* [Excerpted data]
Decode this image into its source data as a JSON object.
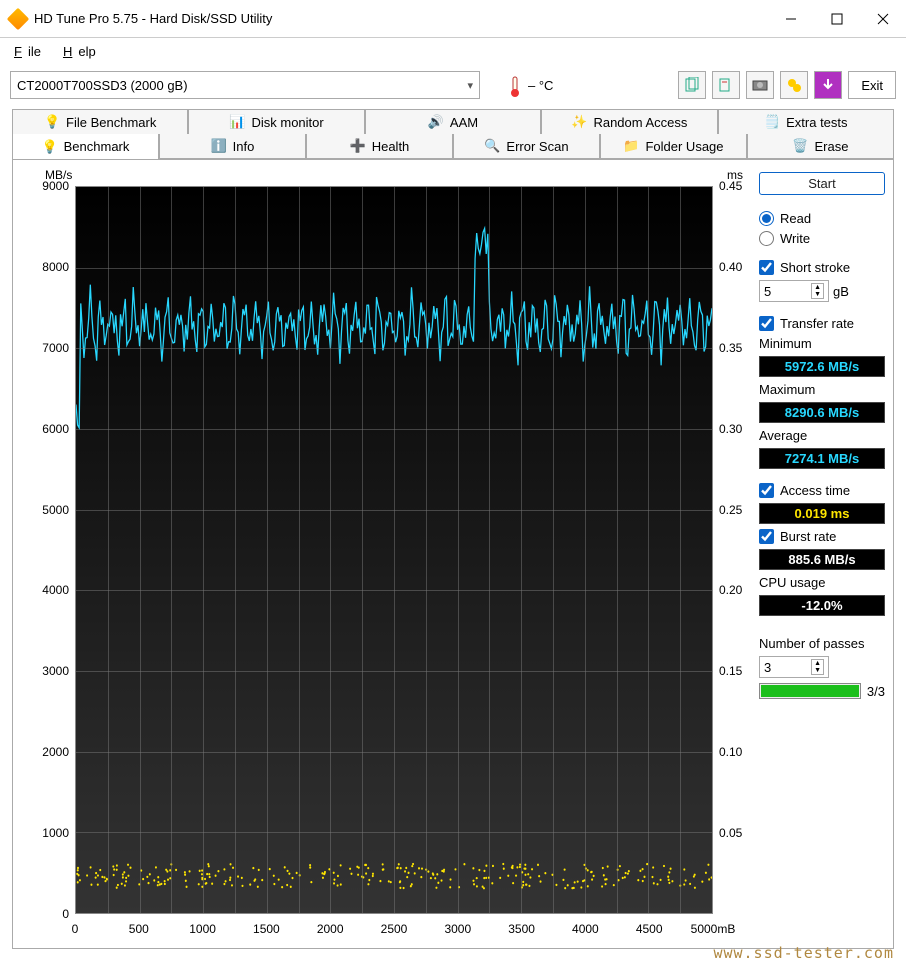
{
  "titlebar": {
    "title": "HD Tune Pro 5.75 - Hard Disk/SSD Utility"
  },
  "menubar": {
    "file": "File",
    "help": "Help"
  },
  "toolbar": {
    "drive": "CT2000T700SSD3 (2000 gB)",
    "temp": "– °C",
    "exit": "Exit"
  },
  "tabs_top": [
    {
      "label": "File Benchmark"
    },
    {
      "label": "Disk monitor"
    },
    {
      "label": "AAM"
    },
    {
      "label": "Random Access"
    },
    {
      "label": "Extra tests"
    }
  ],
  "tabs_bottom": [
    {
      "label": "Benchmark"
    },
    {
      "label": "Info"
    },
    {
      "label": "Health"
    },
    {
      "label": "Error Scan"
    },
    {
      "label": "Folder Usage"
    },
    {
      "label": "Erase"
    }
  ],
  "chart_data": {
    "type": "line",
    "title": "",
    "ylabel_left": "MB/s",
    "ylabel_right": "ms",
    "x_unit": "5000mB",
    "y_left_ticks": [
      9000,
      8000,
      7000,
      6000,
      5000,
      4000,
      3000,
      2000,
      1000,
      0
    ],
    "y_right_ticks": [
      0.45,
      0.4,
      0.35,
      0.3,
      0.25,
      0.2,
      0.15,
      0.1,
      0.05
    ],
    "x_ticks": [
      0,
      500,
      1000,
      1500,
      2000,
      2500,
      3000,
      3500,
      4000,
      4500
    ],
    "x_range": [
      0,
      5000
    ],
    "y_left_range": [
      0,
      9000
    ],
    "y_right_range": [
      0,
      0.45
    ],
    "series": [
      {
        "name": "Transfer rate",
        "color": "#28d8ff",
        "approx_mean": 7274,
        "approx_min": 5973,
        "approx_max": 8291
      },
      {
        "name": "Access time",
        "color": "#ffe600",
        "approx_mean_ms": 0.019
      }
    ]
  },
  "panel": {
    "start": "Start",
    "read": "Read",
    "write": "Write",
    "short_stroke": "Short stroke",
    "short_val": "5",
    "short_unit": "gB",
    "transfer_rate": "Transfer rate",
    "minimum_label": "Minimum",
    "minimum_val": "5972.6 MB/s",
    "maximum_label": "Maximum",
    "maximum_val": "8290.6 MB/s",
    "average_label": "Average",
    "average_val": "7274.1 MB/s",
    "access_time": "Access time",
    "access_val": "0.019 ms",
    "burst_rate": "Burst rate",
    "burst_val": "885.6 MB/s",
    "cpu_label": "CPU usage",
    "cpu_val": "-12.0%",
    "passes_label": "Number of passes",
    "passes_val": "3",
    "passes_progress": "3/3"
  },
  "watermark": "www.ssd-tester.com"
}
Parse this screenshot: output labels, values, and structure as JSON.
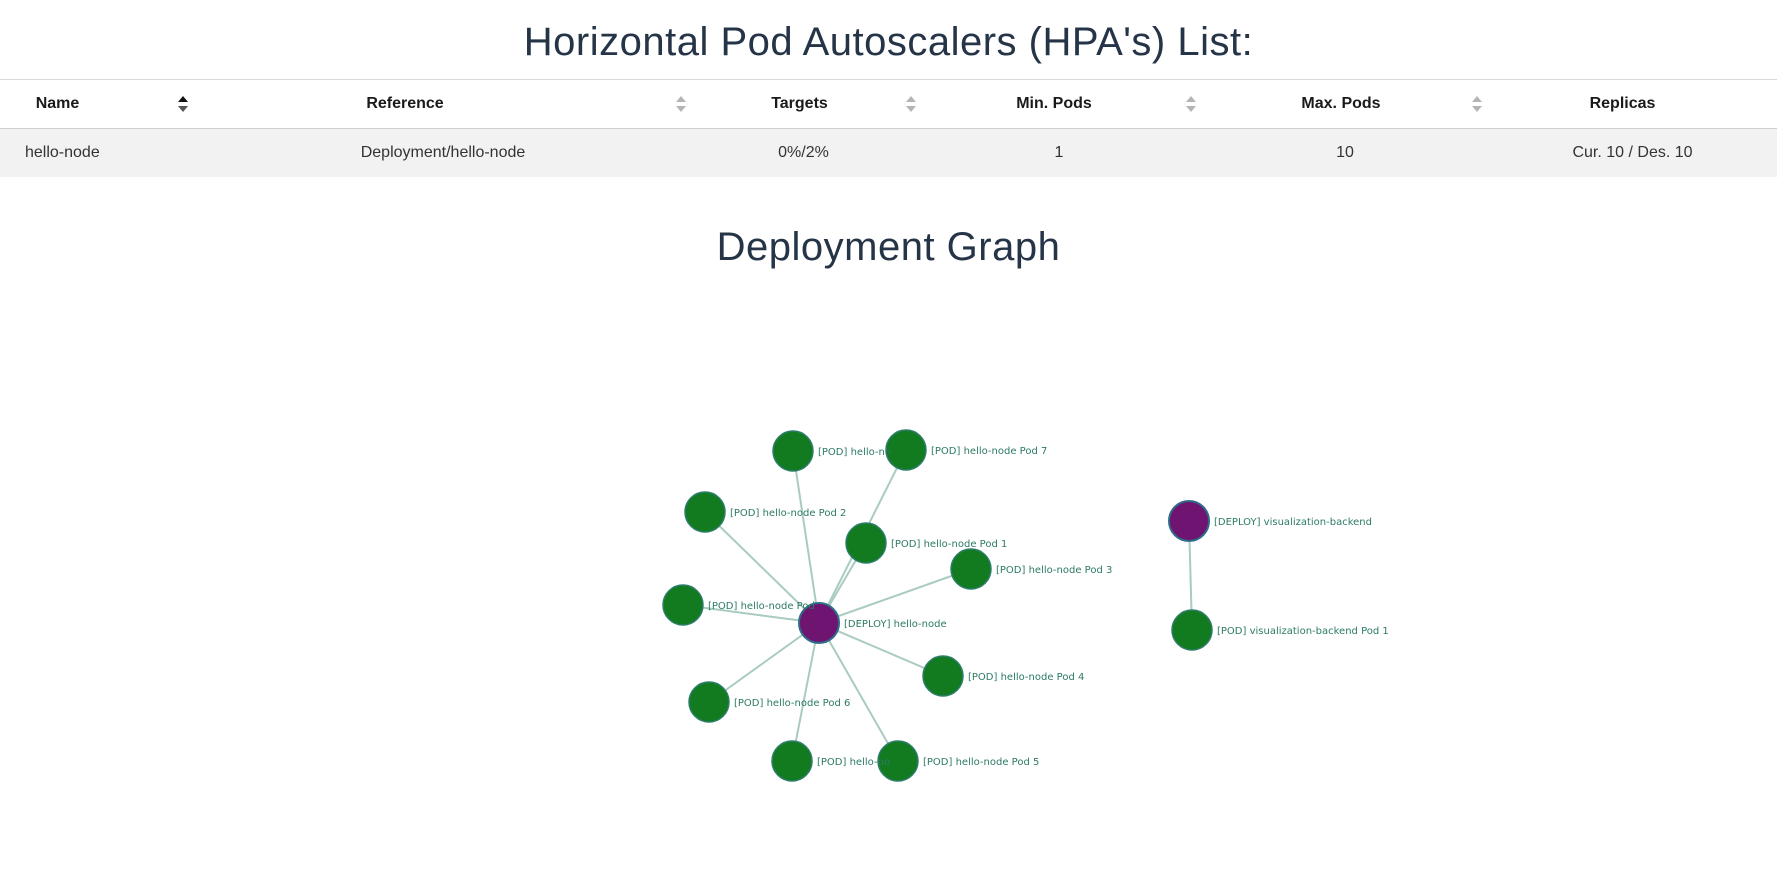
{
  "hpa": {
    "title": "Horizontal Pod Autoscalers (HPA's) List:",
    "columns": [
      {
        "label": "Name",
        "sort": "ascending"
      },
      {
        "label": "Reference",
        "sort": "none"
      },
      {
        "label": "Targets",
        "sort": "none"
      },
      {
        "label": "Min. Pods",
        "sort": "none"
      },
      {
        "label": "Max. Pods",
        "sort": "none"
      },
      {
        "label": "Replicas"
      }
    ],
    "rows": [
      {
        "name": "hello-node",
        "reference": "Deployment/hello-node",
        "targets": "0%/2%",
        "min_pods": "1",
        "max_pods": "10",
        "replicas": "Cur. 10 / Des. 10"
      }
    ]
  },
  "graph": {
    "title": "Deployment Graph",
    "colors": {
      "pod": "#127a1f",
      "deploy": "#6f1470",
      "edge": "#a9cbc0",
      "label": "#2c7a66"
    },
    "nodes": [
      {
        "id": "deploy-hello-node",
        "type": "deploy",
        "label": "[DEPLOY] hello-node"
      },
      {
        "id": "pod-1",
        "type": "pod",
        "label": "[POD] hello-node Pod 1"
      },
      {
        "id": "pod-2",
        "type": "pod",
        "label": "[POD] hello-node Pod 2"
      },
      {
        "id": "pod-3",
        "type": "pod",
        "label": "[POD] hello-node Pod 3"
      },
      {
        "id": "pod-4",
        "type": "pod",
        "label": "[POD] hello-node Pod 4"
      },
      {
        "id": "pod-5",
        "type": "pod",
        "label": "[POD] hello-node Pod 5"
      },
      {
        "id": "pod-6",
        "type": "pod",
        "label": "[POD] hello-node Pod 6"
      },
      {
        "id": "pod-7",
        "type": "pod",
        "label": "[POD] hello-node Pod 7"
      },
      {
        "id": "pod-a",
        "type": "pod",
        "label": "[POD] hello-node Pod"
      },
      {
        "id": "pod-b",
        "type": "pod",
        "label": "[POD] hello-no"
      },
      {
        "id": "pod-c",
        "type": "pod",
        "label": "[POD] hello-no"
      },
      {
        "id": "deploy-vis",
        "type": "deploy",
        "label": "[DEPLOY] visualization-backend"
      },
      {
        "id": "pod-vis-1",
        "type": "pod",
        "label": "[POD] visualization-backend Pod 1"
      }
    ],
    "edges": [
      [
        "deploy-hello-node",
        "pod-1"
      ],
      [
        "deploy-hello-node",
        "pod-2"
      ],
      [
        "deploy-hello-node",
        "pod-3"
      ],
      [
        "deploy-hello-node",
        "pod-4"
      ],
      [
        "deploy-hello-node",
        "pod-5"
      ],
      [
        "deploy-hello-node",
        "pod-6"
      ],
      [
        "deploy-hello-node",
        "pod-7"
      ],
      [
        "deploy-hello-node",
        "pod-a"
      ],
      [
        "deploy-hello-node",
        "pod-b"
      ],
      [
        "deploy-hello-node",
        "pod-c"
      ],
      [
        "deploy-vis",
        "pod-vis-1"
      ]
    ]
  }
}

...

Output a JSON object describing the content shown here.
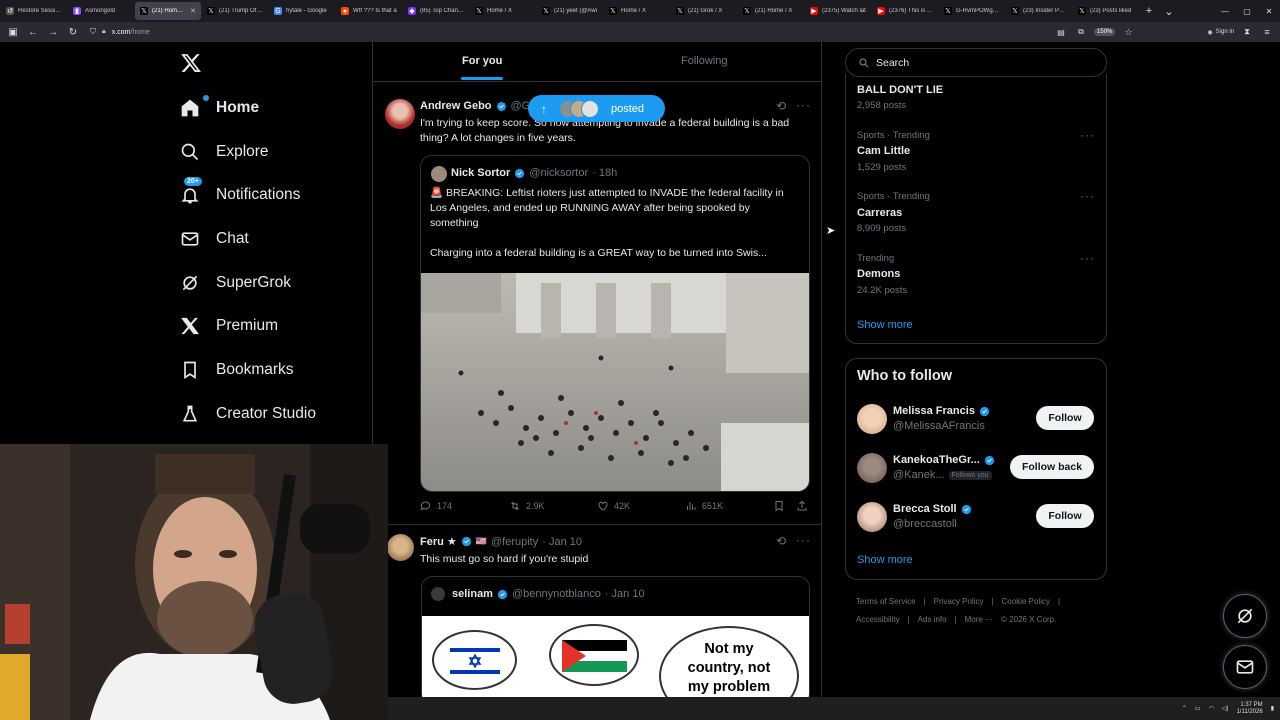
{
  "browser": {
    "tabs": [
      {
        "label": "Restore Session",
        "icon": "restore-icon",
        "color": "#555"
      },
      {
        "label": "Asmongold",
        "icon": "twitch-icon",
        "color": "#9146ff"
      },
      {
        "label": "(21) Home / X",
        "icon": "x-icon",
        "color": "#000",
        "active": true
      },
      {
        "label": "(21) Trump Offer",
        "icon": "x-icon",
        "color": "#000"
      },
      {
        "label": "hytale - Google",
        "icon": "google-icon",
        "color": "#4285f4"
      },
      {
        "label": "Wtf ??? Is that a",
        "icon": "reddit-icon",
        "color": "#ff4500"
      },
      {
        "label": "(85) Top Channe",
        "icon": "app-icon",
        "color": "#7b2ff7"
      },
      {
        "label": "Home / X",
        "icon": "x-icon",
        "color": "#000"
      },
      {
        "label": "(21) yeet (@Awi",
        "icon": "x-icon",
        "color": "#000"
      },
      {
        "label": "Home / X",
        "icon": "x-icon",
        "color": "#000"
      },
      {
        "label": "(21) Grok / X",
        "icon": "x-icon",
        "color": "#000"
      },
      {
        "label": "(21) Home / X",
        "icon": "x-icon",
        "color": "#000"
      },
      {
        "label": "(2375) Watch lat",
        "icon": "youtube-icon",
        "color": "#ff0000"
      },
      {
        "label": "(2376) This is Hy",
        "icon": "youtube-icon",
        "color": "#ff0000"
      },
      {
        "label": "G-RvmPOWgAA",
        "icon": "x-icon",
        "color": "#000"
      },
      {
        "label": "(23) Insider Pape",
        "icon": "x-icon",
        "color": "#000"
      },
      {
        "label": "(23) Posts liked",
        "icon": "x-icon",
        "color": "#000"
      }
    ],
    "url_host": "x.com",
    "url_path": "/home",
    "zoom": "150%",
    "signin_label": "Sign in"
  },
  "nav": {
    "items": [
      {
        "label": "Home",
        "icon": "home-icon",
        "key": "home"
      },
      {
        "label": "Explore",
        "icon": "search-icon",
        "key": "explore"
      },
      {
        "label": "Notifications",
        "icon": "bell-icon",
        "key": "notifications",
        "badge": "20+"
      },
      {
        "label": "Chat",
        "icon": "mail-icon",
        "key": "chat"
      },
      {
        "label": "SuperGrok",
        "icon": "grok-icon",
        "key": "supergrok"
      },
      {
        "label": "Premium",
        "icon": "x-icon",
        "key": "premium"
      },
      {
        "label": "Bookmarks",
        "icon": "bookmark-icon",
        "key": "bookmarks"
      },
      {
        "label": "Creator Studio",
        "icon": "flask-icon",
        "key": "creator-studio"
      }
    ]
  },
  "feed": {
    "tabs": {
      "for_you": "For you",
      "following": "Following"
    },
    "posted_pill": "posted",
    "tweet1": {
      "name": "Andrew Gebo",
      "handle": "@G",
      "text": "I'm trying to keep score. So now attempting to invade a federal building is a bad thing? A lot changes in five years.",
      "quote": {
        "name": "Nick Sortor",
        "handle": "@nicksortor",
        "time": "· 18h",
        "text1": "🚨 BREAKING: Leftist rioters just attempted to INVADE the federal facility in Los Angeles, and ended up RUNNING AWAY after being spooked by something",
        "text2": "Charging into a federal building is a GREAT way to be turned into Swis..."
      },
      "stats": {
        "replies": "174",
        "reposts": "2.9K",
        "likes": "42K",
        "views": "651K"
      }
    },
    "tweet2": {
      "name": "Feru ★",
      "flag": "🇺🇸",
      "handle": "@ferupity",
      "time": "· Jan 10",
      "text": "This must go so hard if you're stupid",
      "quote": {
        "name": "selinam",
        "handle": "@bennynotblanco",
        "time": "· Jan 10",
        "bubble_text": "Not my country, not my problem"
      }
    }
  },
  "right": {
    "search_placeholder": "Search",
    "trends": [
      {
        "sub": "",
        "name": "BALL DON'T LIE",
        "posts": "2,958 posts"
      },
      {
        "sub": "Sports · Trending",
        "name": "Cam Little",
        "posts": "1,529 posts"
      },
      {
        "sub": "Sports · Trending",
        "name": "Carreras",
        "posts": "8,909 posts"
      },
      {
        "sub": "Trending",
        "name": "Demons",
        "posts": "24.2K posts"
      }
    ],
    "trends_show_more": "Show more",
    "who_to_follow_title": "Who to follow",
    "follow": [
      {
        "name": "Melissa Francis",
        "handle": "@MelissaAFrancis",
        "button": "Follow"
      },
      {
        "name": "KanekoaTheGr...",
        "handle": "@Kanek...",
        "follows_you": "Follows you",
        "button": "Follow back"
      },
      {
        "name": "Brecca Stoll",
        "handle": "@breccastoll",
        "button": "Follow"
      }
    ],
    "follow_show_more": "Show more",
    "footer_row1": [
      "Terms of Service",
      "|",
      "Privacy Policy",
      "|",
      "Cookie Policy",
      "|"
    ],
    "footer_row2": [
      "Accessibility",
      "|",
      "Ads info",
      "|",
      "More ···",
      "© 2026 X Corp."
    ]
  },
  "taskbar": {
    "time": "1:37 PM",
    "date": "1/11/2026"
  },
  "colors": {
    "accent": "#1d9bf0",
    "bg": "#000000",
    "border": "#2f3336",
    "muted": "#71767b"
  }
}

* [Work to be completed]
Where a line in the entries holds "JSON", copy that line.

* [Exercise output]
Decode this image into its source data as a JSON object.
Parse this screenshot: output labels, values, and structure as JSON.
Output a JSON object describing the content shown here.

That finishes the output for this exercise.